TO DO:
Answer from the Fukushima radiation passage below:
(a) How many tons of radiated water does the Fukushima reactor spill into the Pacific Ocean each day?
(b) How much greater was the radiation at the water line than in the parking lot, according to the video?
(c) Who founded the Nuclear Emergency Tracking Center?

PROVIDED PASSAGE:
◇ ◇ ◇
After the Fukushima reactor incident in 2011, the internet has been scrambling to publish articles about radiation in the Pacific Ocean. Japan has been hardest hit by this disaster, with farmers losing crops and livestock, scandals of employment stemming from the cleanup, and even sanctions from Canada refusing imported seafood from the region. Currently the Fukushima reactor spills 300 tons of radiated water daily into the Pacific Ocean. Can this radiation reach our local rivers, lakes, and streams?

In October, I started my search with one question: Has anyone tested a water sample from Utah rivers and lakes for radioactive contamination? In short, the answer is no.

Recently a video was broadcasted of a gentleman and his Geiger counter in Pacifica State beach, an eleven and half hour drive from Salt Lake City (click here to watch video). This video shows that the radiation is three times greater at the water line than in the parking lot, a five minute walk away. Alarming? Yes, but what does this mean?

My interviews with the Environmental Protection Agency (EPA), the Department of Environmental Quality (DEQ), and the Nuclear Emergency Tracking Center (NETC) shed some light on what these readings are, and the public accessibility to monitoring services.

I first spoke with the founder of the NETC, Harlan Yother. The NETC is a private agency that monitors and reports radiation levels in real-time throughout the United States, select areas of Japan and Australia, and a single site in Monfalcone Italy - using both government monitoring sites and volunteer stations. Salt Lake City has an EPA-sponsored monitoring station that can be viewed on this site and which reports RADCON (Radiation Condition) levels accurately.
◇ ◇ ◇
SUPPLIED ENTRIES:
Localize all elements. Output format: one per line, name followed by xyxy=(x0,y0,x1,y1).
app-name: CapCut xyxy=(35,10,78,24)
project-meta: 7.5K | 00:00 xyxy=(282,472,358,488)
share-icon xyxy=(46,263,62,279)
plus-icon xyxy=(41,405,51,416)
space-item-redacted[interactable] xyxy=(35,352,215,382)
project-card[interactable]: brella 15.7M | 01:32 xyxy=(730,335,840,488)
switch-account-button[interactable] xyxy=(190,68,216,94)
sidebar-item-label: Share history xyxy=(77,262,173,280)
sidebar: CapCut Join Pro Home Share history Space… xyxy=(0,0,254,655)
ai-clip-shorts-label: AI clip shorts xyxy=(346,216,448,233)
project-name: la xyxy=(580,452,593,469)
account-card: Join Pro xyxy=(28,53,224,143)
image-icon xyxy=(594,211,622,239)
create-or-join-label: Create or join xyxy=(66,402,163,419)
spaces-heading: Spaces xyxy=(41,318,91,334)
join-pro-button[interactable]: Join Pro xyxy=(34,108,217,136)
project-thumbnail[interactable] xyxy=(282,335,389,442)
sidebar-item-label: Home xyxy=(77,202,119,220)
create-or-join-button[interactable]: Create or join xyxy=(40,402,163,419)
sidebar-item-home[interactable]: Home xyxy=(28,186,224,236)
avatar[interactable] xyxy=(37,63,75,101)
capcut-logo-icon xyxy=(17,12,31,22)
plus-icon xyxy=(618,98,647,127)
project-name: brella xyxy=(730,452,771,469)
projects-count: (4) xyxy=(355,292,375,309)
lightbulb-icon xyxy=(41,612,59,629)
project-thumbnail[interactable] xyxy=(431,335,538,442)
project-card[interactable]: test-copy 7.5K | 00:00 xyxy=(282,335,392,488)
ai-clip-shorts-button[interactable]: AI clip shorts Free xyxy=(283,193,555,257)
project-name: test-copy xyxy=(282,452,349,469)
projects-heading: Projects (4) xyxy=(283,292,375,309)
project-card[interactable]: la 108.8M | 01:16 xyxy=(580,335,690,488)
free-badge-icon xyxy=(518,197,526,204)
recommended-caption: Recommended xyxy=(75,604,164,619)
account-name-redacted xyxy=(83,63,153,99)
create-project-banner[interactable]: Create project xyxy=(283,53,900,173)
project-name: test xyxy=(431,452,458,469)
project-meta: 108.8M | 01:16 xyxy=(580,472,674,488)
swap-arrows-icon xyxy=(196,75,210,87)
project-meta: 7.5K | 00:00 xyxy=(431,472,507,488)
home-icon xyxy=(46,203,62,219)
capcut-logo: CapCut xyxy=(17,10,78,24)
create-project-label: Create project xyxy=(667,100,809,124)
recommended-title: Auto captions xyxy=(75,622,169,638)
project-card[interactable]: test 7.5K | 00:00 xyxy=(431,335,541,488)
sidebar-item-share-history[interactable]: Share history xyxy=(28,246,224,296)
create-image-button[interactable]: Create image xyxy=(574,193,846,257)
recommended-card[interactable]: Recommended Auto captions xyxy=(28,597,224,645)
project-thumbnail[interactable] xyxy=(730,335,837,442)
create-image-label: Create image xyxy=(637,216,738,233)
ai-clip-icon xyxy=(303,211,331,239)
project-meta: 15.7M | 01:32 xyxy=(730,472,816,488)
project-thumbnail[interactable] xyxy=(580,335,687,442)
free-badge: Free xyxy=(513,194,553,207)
◇ ◇ ◇
SOLUTION FOR THIS EXERCISE:
(a) 300 tons
(b) Three times greater
(c) Harlan Yother